### Objective
Gather all lines in the entries below that include the word "poverty".

START

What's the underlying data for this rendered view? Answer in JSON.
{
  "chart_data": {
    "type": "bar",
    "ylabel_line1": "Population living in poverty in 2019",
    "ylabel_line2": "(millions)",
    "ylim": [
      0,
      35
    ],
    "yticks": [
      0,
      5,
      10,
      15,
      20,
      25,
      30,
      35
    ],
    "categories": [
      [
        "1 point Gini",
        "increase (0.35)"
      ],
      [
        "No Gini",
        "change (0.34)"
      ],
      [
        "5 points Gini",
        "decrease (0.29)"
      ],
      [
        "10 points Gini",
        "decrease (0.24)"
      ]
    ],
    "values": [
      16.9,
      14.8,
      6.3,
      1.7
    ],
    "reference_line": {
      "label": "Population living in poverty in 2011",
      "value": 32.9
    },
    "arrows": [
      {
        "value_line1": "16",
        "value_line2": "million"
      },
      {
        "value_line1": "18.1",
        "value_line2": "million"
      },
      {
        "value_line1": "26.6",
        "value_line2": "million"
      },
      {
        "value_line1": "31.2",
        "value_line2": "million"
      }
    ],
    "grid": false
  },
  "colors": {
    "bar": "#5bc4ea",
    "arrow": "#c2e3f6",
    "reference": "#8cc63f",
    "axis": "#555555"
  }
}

END

### Written solution
    "ylabel_line1": "Population living in poverty in 2019",
      "label": "Population living in poverty in 2011",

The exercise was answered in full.